#### Brief:
Extract the lines from the beginning of the items through the line containing "column-header[interactable]: Column_name xyxy=(37,136,128,155)", inclusive, and reproduce them verbatim.

#### Annotated element listings:
---*---

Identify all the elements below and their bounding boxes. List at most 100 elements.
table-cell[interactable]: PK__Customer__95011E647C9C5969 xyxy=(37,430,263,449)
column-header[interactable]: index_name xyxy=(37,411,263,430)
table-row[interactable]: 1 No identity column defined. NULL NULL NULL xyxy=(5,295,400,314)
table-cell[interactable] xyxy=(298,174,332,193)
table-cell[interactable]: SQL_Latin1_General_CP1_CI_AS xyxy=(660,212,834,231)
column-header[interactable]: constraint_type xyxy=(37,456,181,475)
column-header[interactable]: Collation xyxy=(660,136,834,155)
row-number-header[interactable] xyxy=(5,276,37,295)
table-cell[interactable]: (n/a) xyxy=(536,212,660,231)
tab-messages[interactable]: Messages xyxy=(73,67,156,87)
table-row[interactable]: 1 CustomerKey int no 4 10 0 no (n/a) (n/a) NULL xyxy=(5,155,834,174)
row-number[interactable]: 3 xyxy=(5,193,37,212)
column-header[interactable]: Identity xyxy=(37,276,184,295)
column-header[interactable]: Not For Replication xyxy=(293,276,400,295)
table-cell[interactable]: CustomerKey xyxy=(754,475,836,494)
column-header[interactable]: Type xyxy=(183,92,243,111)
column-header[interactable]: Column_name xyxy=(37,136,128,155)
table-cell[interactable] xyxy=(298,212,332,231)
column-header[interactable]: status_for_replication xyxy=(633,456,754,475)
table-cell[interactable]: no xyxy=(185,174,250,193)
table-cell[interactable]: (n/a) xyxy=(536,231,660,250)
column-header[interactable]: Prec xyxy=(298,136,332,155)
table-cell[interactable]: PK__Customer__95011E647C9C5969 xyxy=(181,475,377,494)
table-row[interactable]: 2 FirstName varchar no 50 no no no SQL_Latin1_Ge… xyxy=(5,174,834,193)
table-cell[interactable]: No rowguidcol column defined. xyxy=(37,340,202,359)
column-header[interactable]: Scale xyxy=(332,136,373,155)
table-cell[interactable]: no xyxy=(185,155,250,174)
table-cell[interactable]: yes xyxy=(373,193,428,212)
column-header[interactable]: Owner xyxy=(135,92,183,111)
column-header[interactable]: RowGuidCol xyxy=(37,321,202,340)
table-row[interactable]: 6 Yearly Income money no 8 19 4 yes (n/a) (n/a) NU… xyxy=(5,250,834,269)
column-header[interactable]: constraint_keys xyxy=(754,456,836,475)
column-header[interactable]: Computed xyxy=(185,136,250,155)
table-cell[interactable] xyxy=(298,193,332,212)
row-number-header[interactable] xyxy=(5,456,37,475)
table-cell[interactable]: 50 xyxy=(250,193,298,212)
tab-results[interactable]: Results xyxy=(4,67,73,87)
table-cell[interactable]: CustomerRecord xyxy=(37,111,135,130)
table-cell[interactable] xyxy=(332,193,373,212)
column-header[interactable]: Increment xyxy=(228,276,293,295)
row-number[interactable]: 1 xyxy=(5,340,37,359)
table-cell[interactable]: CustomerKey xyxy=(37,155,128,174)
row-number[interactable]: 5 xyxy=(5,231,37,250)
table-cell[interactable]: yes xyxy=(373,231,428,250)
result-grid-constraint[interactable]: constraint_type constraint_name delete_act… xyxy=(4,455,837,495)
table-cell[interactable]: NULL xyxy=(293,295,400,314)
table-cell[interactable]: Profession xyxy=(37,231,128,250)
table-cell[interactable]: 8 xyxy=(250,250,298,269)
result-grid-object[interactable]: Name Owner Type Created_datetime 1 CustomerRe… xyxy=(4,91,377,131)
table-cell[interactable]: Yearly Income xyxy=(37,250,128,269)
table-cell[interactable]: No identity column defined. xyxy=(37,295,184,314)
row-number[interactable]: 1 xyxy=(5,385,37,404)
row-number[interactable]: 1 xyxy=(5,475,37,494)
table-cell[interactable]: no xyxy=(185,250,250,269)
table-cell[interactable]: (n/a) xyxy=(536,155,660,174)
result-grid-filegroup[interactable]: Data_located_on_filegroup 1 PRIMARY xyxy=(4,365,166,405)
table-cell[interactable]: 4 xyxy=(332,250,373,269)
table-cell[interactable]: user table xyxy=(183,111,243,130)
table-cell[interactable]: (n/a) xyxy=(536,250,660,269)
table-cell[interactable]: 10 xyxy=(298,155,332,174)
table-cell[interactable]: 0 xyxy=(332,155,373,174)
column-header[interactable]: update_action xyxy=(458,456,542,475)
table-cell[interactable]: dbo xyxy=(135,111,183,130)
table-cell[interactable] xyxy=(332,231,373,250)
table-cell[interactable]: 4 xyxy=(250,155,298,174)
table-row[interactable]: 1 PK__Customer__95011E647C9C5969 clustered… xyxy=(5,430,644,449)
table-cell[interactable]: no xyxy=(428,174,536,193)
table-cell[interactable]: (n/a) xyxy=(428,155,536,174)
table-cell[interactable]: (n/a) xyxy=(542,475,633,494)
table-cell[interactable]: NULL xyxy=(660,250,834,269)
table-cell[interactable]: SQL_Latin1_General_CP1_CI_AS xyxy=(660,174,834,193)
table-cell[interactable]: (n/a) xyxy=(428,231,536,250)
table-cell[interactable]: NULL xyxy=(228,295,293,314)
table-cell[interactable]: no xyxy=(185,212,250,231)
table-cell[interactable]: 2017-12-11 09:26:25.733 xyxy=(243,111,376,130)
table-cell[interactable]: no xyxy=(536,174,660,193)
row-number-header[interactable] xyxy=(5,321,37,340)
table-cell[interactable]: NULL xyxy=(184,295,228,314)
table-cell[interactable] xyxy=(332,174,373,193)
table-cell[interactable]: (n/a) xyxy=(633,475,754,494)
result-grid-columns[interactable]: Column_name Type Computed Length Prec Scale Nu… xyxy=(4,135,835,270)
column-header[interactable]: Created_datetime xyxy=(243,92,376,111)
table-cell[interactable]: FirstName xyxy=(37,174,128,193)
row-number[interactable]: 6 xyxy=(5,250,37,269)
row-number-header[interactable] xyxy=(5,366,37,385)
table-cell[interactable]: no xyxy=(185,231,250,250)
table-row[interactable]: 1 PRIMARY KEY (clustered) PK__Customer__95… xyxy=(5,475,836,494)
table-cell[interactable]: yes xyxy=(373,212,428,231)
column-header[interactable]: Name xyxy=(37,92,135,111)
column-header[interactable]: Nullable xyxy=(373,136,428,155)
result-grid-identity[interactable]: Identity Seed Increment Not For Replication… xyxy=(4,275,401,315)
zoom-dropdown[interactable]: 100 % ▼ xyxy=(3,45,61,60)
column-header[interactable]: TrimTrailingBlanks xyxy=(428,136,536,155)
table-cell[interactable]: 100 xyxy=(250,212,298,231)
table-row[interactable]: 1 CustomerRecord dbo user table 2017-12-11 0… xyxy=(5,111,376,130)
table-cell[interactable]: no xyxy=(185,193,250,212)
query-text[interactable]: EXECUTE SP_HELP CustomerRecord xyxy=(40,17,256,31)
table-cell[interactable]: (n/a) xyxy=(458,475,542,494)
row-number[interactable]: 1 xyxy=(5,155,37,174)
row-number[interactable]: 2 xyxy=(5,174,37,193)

---*---

#### Task result:
Identify all the elements below and their bounding boxes. List at most 100 elements.
table-cell[interactable]: PK__Customer__95011E647C9C5969 xyxy=(37,430,263,449)
column-header[interactable]: index_name xyxy=(37,411,263,430)
table-row[interactable]: 1 No identity column defined. NULL NULL NULL xyxy=(5,295,400,314)
table-cell[interactable] xyxy=(298,174,332,193)
table-cell[interactable]: SQL_Latin1_General_CP1_CI_AS xyxy=(660,212,834,231)
column-header[interactable]: constraint_type xyxy=(37,456,181,475)
column-header[interactable]: Collation xyxy=(660,136,834,155)
row-number-header[interactable] xyxy=(5,276,37,295)
table-cell[interactable]: (n/a) xyxy=(536,212,660,231)
tab-messages[interactable]: Messages xyxy=(73,67,156,87)
table-row[interactable]: 1 CustomerKey int no 4 10 0 no (n/a) (n/a) NULL xyxy=(5,155,834,174)
row-number[interactable]: 3 xyxy=(5,193,37,212)
column-header[interactable]: Identity xyxy=(37,276,184,295)
column-header[interactable]: Not For Replication xyxy=(293,276,400,295)
table-cell[interactable]: CustomerKey xyxy=(754,475,836,494)
column-header[interactable]: Type xyxy=(183,92,243,111)
column-header[interactable]: Column_name xyxy=(37,136,128,155)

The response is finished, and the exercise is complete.